──────── Entries provided

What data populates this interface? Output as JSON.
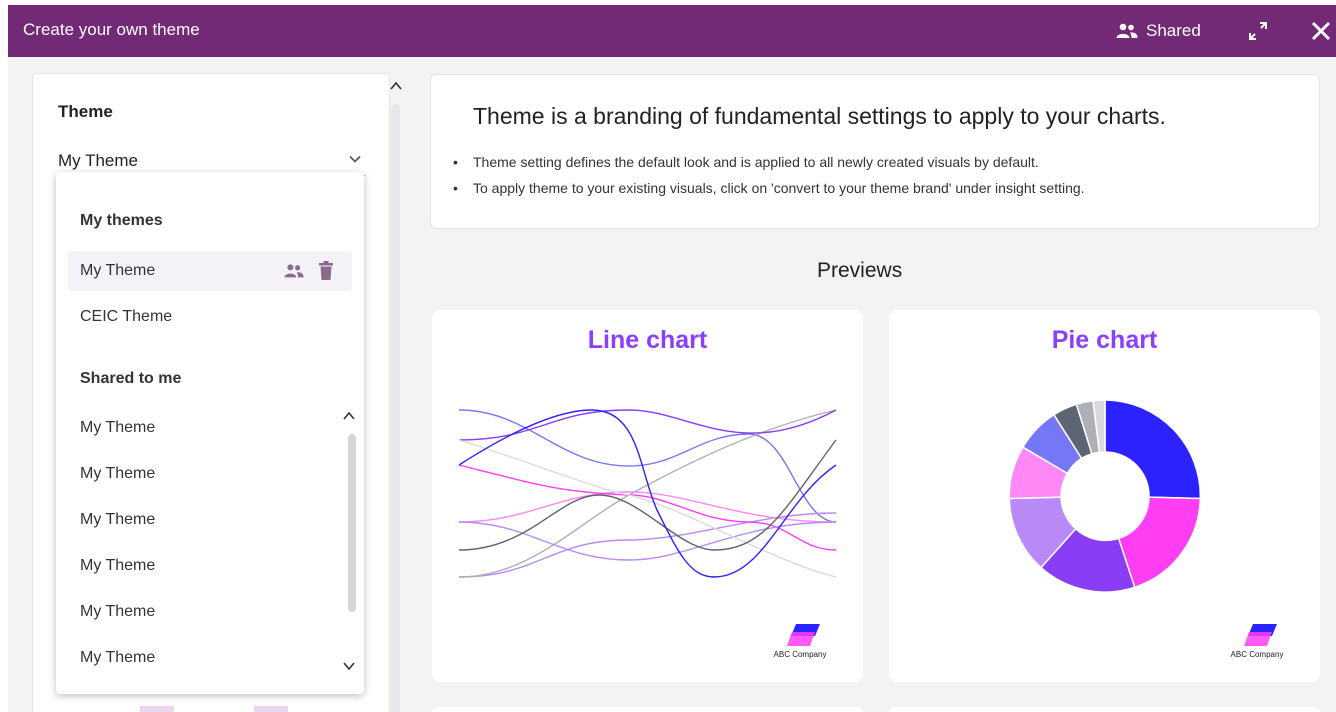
{
  "header": {
    "title": "Create your own theme",
    "shared_label": "Shared",
    "icons": {
      "shared": "people-icon",
      "expand": "expand-icon",
      "close": "close-icon"
    },
    "color": "#722a77"
  },
  "sidebar": {
    "theme_label": "Theme",
    "selected_theme": "My Theme",
    "dropdown": {
      "my_themes_heading": "My themes",
      "my_themes": [
        {
          "label": "My Theme",
          "selected": true,
          "icons": [
            "people-icon",
            "trash-icon"
          ]
        },
        {
          "label": "CEIC Theme"
        }
      ],
      "shared_heading": "Shared to me",
      "shared_items": [
        "My Theme",
        "My Theme",
        "My Theme",
        "My Theme",
        "My Theme",
        "My Theme"
      ]
    }
  },
  "info": {
    "heading": "Theme is a branding of fundamental settings to apply to your charts.",
    "bullets": [
      "Theme setting defines the default look and is applied to all newly created visuals by default.",
      "To apply theme to your existing visuals, click on 'convert to your theme brand' under insight setting."
    ]
  },
  "previews": {
    "heading": "Previews",
    "cards": [
      {
        "title": "Line chart",
        "brand": "ABC Company"
      },
      {
        "title": "Pie chart",
        "brand": "ABC Company"
      }
    ]
  },
  "colors": {
    "accent": "#8a3ffc",
    "series": [
      "#2b22ff",
      "#ff3df2",
      "#8b3cf5",
      "#b889f7",
      "#ff88f6",
      "#7677f7",
      "#5e6572",
      "#aeb0b6",
      "#d9dadc"
    ]
  }
}
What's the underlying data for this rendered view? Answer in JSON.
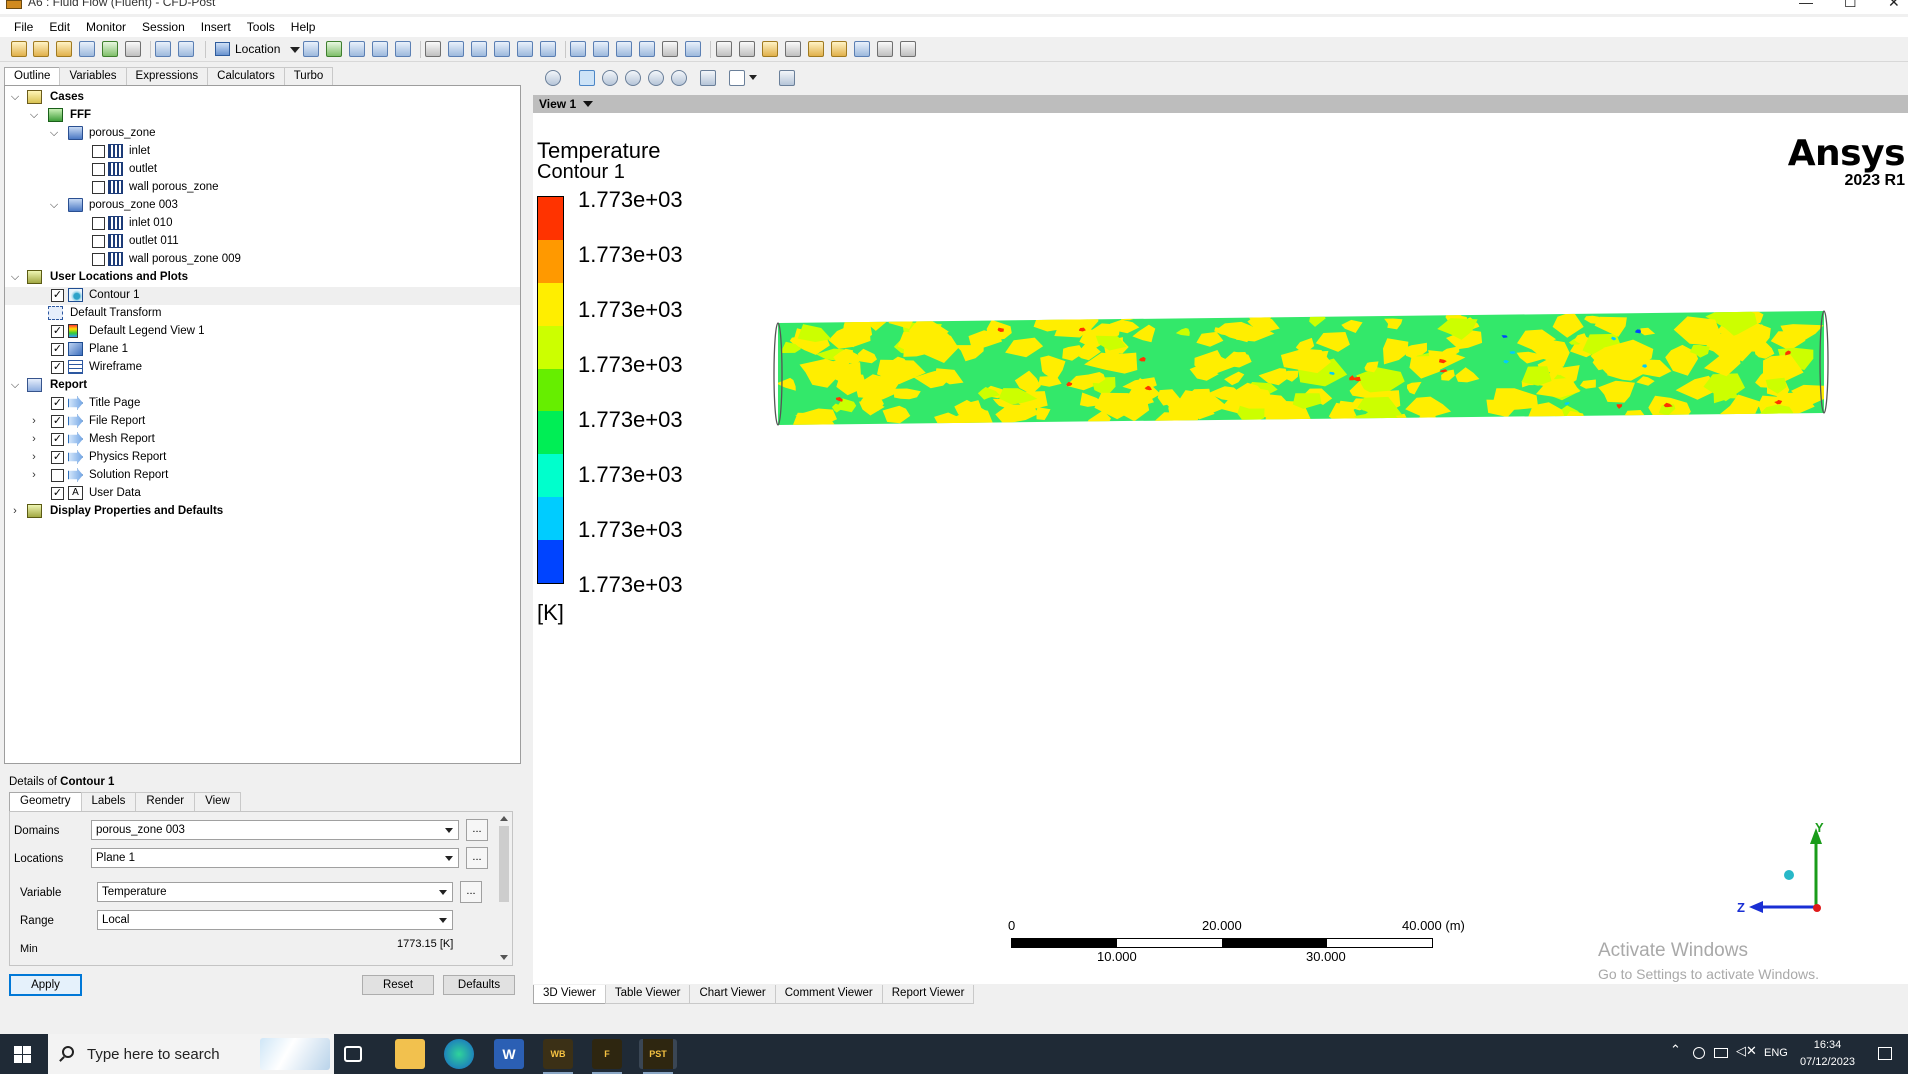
{
  "window": {
    "title": "A6 : Fluid Flow (Fluent) - CFD-Post",
    "controls": [
      "—",
      "☐",
      "✕"
    ]
  },
  "menu": [
    "File",
    "Edit",
    "Monitor",
    "Session",
    "Insert",
    "Tools",
    "Help"
  ],
  "toolbar": {
    "location_label": "Location"
  },
  "outline_tabs": [
    "Outline",
    "Variables",
    "Expressions",
    "Calculators",
    "Turbo"
  ],
  "tree": {
    "cases": "Cases",
    "fff": "FFF",
    "porous_zone": "porous_zone",
    "inlet": "inlet",
    "outlet": "outlet",
    "wall_porous_zone": "wall porous_zone",
    "porous_zone_003": "porous_zone 003",
    "inlet_010": "inlet 010",
    "outlet_011": "outlet 011",
    "wall_porous_zone_009": "wall porous_zone 009",
    "user_locations": "User Locations and Plots",
    "contour_1": "Contour 1",
    "default_transform": "Default Transform",
    "default_legend": "Default Legend View 1",
    "plane_1": "Plane 1",
    "wireframe": "Wireframe",
    "report": "Report",
    "title_page": "Title Page",
    "file_report": "File Report",
    "mesh_report": "Mesh Report",
    "physics_report": "Physics Report",
    "solution_report": "Solution Report",
    "user_data": "User Data",
    "display_props": "Display Properties and Defaults"
  },
  "details": {
    "title_prefix": "Details of",
    "title_object": "Contour 1",
    "tabs": [
      "Geometry",
      "Labels",
      "Render",
      "View"
    ],
    "domains_label": "Domains",
    "domains_value": "porous_zone 003",
    "locations_label": "Locations",
    "locations_value": "Plane 1",
    "variable_label": "Variable",
    "variable_value": "Temperature",
    "range_label": "Range",
    "range_value": "Local",
    "min_label": "Min",
    "min_value": "1773.15 [K]",
    "dots": "...",
    "apply": "Apply",
    "reset": "Reset",
    "defaults": "Defaults"
  },
  "viewer": {
    "view_name": "View 1",
    "legend_title": "Temperature",
    "legend_subtitle": "Contour 1",
    "legend_values": [
      "1.773e+03",
      "1.773e+03",
      "1.773e+03",
      "1.773e+03",
      "1.773e+03",
      "1.773e+03",
      "1.773e+03",
      "1.773e+03"
    ],
    "legend_unit": "[K]",
    "legend_colors": [
      "#ff3300",
      "#ff9900",
      "#ffee00",
      "#ccff00",
      "#66ee00",
      "#00ee55",
      "#00ffcc",
      "#00ccff",
      "#0044ff"
    ],
    "brand_name": "Ansys",
    "brand_version": "2023 R1",
    "scale_top": [
      "0",
      "20.000",
      "40.000 (m)"
    ],
    "scale_bottom": [
      "10.000",
      "30.000"
    ],
    "axis_y": "Y",
    "axis_z": "Z",
    "activate_1": "Activate Windows",
    "activate_2": "Go to Settings to activate Windows.",
    "bottom_tabs": [
      "3D Viewer",
      "Table Viewer",
      "Chart Viewer",
      "Comment Viewer",
      "Report Viewer"
    ]
  },
  "taskbar": {
    "search_placeholder": "Type here to search",
    "apps": [
      "WB",
      "F",
      "PST"
    ],
    "lang": "ENG",
    "time": "16:34",
    "date": "07/12/2023"
  }
}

────────────────

What you will do → Provide only the count of lines in the material above that hold the word "Windows".

Exercise solution → 2